Goal - Copy out each line of the material below that holds the string "release".

### Stored data

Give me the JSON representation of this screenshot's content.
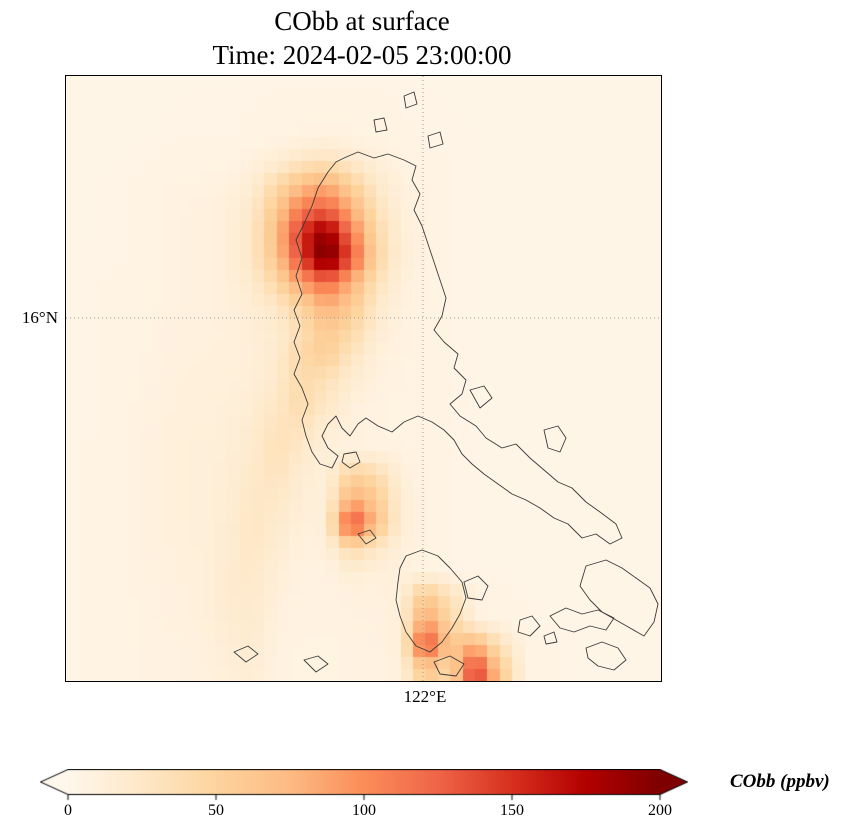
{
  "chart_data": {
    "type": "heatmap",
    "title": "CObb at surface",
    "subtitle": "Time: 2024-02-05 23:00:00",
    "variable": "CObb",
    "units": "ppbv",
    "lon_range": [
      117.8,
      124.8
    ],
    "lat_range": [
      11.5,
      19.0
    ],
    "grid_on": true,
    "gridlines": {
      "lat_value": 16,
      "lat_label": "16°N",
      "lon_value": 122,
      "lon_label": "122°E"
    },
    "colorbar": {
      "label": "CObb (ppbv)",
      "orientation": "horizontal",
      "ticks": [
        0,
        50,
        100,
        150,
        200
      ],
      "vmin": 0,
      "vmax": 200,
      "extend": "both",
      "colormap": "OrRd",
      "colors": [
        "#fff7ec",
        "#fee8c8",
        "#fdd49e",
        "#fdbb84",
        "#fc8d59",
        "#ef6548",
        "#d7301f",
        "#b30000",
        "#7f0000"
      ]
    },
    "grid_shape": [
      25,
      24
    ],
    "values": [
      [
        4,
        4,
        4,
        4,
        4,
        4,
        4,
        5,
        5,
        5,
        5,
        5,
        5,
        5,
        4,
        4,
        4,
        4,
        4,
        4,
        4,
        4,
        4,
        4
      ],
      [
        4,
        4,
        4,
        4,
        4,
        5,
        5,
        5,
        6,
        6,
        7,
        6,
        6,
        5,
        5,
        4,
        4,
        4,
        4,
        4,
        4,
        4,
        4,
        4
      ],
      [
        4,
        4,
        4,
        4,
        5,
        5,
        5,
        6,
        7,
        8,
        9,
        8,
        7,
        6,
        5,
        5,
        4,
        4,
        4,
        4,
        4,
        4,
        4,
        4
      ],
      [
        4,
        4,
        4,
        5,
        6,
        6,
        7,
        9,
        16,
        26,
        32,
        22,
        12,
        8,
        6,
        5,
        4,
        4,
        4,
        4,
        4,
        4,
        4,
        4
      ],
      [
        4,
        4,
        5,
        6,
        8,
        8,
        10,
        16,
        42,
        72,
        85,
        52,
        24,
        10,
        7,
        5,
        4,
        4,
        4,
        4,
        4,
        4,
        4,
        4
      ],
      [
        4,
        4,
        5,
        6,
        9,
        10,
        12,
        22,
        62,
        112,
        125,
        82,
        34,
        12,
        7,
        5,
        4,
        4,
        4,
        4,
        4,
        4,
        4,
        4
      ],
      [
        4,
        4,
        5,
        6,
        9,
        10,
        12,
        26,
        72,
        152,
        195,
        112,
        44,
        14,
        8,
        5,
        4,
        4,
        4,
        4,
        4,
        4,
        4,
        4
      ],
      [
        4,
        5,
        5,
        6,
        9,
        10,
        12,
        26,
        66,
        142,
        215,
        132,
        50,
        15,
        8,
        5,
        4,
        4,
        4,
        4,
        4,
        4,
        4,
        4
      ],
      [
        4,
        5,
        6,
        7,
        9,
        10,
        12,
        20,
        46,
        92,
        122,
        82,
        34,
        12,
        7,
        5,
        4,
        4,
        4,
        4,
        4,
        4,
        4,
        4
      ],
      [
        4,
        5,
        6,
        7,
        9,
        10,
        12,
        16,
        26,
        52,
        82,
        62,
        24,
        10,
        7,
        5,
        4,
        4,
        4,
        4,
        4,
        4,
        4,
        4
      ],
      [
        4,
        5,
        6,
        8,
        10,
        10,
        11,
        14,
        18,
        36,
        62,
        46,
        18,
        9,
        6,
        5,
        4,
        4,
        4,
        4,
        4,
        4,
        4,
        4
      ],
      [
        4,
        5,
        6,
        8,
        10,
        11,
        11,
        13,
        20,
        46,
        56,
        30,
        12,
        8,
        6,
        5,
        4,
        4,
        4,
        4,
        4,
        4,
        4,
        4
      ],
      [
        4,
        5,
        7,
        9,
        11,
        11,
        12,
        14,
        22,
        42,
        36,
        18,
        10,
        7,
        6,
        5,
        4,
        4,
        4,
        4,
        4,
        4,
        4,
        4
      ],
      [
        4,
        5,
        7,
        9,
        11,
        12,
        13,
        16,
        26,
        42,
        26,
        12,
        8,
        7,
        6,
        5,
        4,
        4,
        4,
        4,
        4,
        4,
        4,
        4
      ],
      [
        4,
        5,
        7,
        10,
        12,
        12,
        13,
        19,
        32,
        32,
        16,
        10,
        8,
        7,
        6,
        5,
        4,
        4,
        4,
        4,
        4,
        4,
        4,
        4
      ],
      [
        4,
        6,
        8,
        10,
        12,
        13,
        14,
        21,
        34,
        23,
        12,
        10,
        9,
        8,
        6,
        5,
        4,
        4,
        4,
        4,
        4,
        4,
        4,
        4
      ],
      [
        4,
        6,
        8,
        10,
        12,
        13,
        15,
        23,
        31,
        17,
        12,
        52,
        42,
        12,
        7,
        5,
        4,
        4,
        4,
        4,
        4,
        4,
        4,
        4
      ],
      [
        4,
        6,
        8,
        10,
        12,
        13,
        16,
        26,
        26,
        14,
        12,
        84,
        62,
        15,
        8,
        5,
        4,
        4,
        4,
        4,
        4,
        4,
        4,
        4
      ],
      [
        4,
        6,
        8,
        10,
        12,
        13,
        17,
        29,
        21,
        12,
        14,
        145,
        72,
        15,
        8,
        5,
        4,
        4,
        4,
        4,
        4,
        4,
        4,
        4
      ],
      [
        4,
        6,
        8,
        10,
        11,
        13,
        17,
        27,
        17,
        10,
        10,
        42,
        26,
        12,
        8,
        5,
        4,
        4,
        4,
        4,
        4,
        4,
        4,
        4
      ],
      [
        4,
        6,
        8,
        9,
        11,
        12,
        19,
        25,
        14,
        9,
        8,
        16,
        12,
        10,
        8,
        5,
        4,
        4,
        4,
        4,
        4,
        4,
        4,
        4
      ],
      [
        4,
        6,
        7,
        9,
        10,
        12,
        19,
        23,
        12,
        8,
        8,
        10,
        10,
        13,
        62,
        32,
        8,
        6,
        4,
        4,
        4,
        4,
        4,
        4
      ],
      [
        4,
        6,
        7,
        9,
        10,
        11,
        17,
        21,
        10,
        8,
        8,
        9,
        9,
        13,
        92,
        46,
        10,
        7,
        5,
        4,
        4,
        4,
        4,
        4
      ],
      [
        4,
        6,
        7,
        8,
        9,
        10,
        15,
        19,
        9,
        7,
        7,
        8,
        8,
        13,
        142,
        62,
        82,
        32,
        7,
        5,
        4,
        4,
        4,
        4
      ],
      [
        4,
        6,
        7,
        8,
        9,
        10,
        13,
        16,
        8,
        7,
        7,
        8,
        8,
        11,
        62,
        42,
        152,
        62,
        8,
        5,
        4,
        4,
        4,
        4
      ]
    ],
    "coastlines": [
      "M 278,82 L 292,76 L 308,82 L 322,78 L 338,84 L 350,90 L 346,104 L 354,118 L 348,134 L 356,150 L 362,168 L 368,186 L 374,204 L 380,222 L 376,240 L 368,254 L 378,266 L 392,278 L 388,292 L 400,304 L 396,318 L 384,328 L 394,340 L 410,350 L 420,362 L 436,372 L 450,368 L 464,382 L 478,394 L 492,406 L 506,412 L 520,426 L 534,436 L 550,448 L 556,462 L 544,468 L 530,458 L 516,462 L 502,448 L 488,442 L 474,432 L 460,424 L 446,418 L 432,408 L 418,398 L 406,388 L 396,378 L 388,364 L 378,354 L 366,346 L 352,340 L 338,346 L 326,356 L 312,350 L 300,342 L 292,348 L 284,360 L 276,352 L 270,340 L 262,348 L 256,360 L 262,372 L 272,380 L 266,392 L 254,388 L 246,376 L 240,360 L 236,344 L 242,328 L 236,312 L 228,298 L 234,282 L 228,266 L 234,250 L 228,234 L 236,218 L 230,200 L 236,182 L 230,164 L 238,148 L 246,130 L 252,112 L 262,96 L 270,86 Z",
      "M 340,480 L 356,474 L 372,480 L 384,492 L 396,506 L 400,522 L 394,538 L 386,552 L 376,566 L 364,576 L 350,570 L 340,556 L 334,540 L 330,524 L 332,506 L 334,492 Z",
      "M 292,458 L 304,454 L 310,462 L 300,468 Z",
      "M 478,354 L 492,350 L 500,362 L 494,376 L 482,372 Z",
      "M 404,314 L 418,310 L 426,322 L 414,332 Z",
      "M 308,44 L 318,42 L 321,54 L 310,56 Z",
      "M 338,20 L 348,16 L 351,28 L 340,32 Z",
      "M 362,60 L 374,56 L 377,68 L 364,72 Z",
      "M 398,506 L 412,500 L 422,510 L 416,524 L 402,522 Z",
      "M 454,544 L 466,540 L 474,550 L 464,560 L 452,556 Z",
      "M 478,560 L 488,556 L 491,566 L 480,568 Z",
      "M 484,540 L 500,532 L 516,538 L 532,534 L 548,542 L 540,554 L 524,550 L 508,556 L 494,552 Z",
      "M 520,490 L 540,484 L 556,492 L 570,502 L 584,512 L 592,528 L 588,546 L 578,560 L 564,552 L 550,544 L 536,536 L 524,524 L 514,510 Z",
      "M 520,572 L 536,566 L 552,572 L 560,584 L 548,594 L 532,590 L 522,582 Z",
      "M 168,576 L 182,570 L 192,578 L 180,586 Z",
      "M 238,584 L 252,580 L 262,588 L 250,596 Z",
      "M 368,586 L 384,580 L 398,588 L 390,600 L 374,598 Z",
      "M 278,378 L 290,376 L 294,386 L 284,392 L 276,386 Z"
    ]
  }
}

######
### Stored data

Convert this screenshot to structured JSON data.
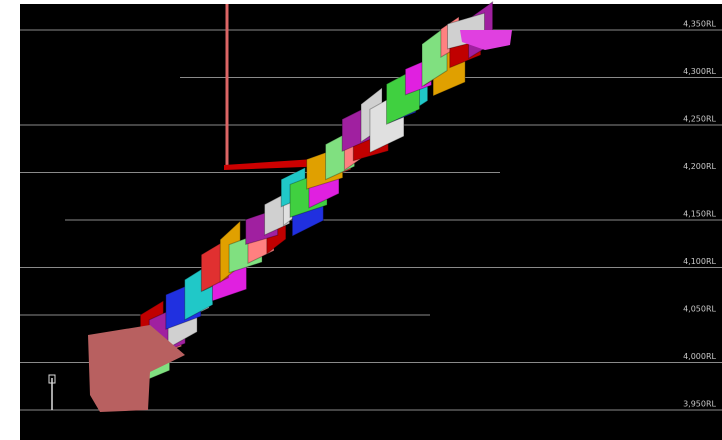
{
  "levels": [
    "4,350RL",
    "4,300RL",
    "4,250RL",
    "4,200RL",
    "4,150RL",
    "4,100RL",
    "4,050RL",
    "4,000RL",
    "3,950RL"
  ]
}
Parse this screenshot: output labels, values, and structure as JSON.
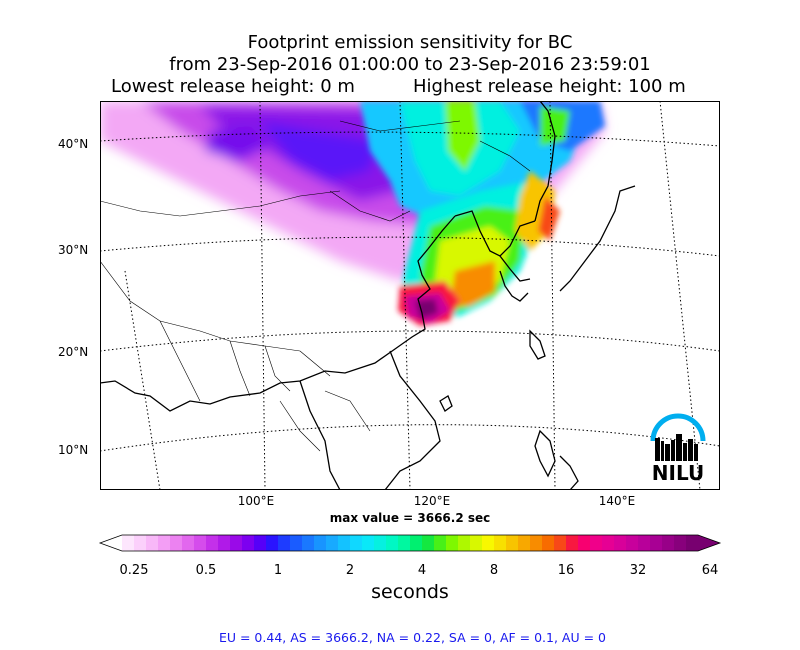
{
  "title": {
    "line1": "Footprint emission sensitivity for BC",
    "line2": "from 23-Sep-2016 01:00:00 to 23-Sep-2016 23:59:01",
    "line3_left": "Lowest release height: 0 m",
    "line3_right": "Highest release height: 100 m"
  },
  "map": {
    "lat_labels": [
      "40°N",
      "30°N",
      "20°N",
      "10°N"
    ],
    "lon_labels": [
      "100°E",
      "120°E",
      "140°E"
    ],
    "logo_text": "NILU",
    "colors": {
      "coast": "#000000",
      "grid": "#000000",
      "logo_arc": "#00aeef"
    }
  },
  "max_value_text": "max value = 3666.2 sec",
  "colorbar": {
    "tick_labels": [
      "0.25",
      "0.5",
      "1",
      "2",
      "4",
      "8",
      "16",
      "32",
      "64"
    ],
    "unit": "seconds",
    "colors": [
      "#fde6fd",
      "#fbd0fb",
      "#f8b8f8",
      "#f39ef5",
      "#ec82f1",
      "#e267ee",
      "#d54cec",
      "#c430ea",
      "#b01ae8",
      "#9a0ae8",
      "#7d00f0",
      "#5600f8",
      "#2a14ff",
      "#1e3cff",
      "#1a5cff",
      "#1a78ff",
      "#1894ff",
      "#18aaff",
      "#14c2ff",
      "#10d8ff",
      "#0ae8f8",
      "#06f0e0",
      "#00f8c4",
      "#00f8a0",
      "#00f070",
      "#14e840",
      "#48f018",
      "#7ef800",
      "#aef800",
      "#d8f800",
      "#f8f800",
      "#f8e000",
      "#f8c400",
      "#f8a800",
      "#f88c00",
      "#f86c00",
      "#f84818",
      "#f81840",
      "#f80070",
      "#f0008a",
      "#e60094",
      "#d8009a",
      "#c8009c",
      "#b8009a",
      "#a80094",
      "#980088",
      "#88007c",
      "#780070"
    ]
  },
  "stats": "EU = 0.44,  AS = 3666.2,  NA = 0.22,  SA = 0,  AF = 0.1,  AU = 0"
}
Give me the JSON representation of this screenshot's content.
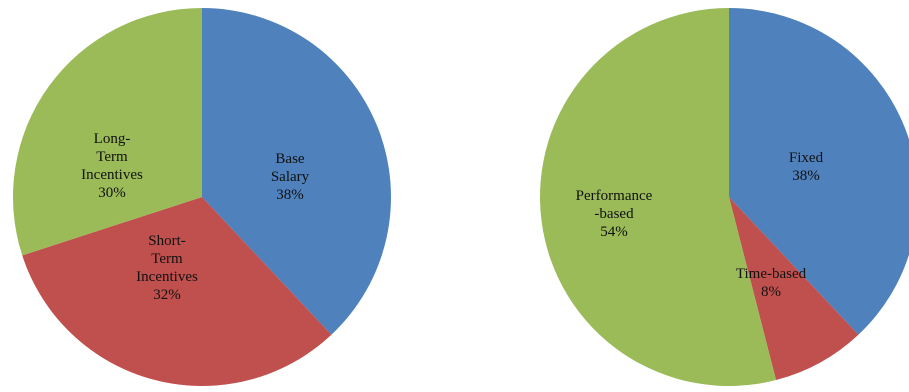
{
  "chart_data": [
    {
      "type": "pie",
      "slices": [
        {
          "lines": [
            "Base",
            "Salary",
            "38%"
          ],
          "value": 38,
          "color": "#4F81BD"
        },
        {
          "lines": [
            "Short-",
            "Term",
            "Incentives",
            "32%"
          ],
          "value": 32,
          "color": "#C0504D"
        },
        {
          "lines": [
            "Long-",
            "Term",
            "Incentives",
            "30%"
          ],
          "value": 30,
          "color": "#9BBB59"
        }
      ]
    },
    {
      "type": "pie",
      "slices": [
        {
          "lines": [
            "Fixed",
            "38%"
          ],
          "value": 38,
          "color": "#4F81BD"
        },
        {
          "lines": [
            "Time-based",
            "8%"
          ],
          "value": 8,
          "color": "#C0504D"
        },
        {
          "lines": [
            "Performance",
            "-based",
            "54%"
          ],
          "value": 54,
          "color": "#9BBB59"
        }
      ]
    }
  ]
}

######

Exercise solution -
    "line3_left": "Lowest release height: 0 m",
    "line3_right": "Highest release height: 100 m"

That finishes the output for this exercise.